**What you are asked to do:**
From the entries below, copy out every line with "name" in it.

Extracts from a graphics dataset:
▼▼▼

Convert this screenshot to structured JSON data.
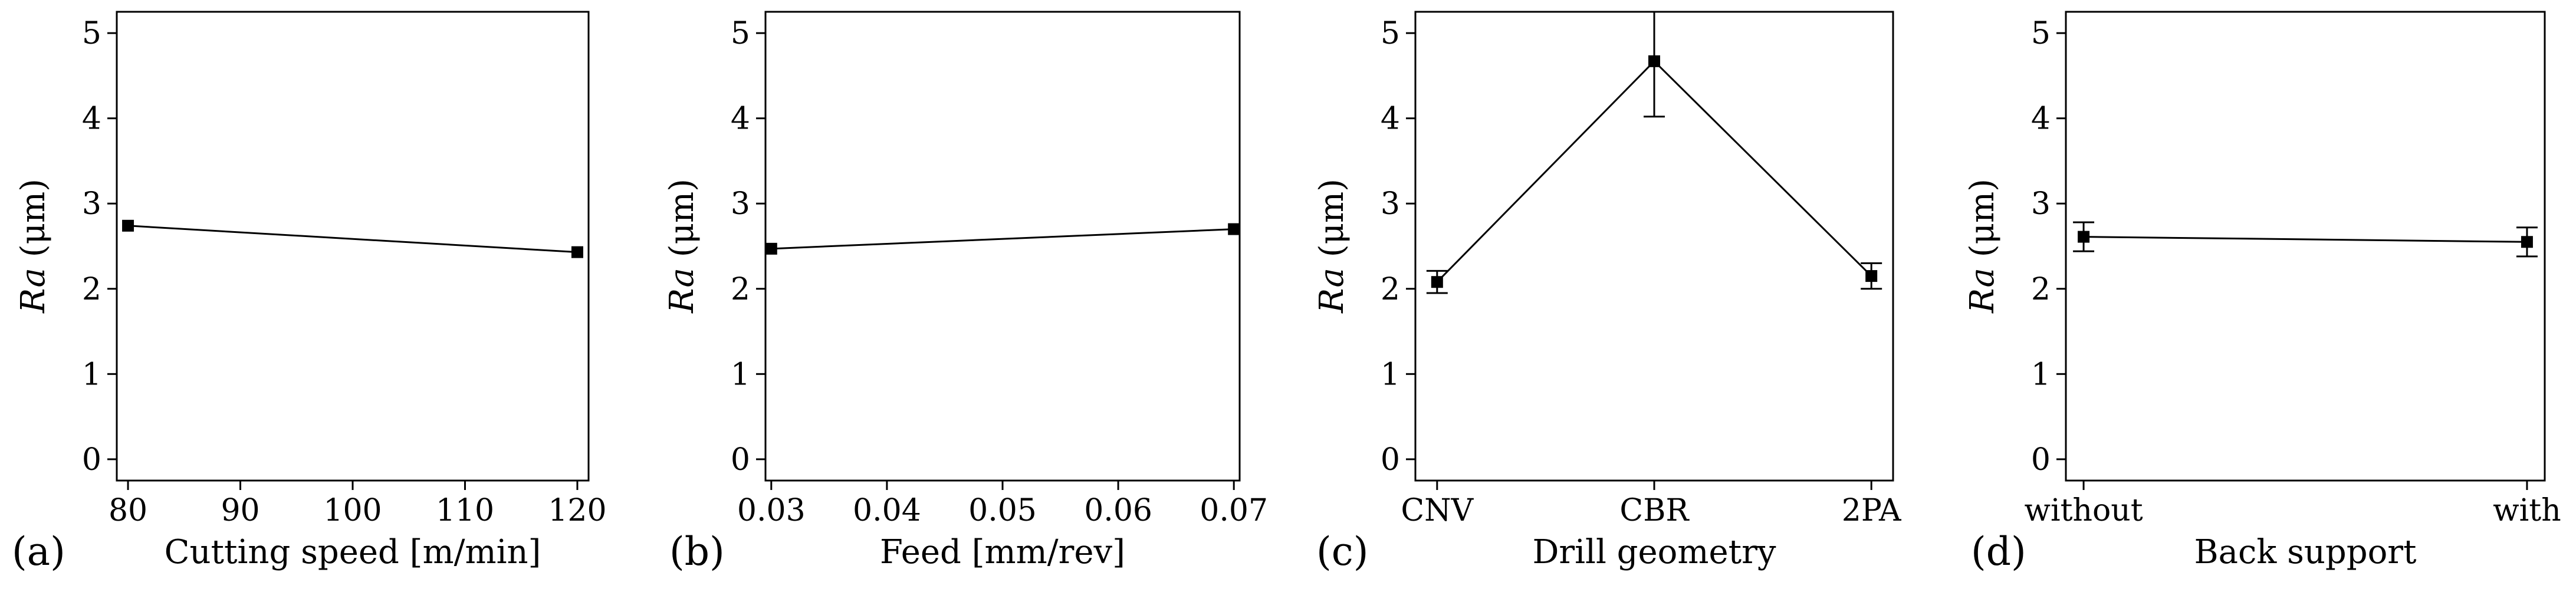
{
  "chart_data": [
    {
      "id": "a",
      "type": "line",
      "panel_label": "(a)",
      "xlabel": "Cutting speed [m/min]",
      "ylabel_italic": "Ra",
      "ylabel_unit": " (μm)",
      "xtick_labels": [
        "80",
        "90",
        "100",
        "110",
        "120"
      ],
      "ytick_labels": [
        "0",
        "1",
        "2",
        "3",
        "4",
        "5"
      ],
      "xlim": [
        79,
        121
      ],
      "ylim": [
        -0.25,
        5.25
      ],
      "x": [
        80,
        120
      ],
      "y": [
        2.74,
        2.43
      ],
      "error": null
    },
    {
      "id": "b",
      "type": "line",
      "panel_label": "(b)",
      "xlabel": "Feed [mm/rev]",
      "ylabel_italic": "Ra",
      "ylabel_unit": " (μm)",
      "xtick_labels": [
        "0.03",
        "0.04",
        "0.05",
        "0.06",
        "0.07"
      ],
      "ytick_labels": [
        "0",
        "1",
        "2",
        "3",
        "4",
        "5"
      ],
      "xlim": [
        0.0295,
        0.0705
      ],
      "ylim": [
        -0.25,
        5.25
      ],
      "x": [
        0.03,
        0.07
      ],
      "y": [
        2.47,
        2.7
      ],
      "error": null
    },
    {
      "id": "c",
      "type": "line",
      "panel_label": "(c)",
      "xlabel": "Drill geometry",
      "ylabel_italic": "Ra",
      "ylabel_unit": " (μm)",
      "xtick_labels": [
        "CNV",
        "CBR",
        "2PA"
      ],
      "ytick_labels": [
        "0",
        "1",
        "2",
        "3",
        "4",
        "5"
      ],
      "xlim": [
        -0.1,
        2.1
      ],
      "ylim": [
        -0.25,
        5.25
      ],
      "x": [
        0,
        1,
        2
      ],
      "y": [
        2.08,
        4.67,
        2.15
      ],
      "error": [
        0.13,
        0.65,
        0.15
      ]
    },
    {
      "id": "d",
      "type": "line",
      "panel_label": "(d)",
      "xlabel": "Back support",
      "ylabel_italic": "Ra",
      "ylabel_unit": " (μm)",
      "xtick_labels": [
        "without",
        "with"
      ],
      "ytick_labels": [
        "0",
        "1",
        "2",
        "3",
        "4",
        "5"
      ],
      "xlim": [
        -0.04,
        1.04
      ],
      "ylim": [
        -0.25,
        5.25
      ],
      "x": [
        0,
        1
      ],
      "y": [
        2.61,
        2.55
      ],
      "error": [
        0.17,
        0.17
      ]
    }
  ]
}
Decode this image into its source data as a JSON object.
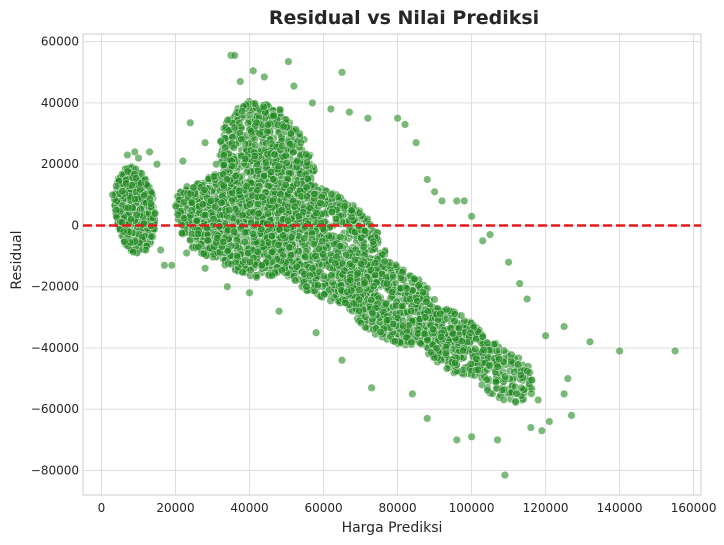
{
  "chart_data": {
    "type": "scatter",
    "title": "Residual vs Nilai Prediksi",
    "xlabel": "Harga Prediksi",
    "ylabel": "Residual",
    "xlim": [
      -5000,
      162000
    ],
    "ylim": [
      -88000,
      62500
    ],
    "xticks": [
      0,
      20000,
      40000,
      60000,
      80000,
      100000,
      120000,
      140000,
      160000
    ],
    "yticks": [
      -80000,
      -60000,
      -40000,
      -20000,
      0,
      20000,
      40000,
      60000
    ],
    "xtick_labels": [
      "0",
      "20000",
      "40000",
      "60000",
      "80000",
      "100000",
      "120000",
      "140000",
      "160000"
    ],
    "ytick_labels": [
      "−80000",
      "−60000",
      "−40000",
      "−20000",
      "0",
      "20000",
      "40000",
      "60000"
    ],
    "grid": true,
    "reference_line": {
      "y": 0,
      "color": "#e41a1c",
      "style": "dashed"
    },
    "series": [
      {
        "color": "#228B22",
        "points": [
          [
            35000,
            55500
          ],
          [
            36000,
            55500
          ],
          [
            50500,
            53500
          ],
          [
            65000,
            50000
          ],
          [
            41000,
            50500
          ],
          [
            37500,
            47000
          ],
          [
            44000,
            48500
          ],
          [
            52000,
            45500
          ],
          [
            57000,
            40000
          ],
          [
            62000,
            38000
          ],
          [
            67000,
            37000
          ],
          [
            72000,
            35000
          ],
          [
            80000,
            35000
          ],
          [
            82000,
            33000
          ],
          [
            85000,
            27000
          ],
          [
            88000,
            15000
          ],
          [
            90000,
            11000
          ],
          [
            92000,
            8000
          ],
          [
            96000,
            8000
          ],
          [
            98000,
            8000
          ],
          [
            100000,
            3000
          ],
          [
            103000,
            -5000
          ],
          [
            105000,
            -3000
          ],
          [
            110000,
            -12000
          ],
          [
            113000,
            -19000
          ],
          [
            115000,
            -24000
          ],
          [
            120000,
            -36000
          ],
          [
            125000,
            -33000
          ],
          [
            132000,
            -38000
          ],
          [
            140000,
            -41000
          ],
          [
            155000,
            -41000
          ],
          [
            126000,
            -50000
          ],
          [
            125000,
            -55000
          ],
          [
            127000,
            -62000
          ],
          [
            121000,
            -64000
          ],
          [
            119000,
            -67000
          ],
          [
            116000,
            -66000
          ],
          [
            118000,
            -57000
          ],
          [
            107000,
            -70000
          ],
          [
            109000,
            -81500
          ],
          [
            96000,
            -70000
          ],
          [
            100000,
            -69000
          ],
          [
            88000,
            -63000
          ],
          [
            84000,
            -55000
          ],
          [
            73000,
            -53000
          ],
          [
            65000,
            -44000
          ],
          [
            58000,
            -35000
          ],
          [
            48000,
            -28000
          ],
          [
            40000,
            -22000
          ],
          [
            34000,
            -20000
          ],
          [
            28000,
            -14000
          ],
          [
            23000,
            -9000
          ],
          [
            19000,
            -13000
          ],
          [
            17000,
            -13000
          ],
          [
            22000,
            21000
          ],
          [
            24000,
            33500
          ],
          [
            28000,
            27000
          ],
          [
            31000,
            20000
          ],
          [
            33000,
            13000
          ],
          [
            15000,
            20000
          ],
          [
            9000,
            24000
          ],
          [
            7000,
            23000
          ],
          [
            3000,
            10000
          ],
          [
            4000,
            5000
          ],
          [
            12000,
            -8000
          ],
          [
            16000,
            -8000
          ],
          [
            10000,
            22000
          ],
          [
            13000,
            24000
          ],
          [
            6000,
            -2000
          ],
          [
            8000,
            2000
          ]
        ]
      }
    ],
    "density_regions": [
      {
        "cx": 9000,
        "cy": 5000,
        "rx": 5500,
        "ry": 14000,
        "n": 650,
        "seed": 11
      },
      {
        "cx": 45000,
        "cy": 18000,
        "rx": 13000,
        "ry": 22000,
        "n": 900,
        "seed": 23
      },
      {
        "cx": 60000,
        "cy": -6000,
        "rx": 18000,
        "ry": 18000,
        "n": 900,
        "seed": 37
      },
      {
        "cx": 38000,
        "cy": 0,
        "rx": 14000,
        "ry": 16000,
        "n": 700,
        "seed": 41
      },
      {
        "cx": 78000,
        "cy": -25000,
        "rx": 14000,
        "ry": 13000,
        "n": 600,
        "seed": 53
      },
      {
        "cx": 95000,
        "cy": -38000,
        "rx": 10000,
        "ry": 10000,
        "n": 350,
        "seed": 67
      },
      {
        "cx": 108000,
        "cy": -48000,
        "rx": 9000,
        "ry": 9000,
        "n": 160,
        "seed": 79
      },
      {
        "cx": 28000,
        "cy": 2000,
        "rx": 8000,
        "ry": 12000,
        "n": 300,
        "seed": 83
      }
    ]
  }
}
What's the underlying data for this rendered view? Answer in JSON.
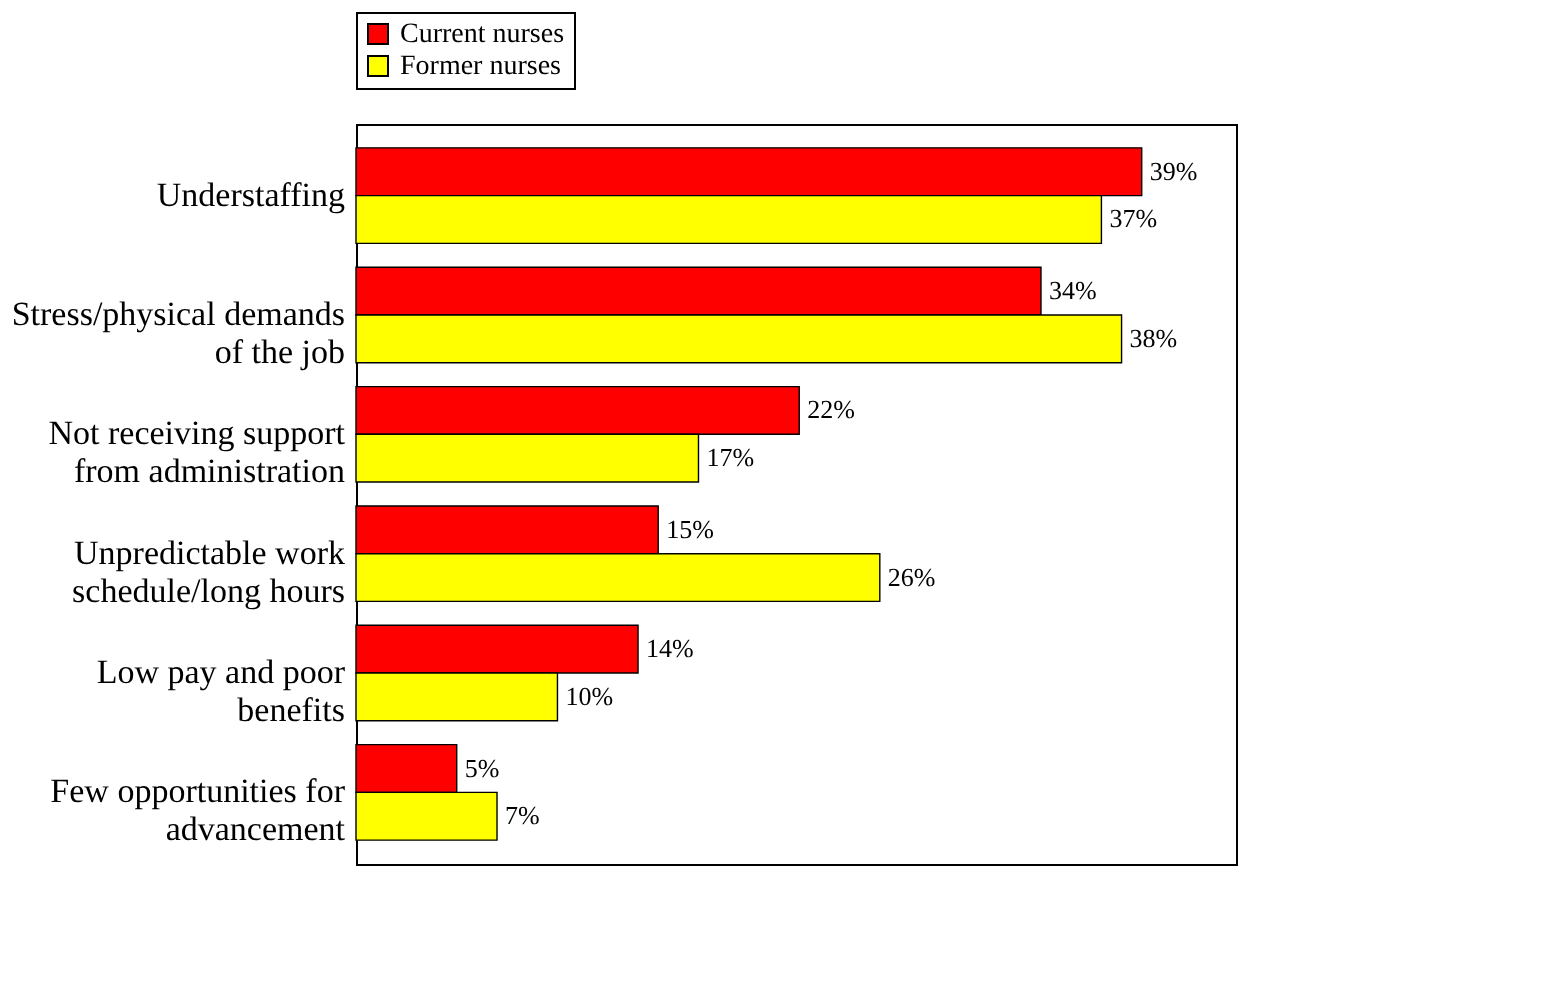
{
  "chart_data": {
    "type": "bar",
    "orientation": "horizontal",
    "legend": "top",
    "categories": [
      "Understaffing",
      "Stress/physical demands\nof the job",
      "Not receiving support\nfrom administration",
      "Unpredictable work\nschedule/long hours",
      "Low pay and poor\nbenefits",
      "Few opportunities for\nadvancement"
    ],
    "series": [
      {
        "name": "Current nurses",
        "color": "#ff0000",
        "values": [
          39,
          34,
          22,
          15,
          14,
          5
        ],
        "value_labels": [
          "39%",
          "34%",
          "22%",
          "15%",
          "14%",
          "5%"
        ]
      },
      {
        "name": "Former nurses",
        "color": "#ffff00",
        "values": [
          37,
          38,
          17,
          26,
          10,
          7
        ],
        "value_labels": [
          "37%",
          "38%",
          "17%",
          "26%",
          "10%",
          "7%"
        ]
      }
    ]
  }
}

▲▲▲

**Final answer:**
        "name": "Current nurses",
        "name": "Former nurses",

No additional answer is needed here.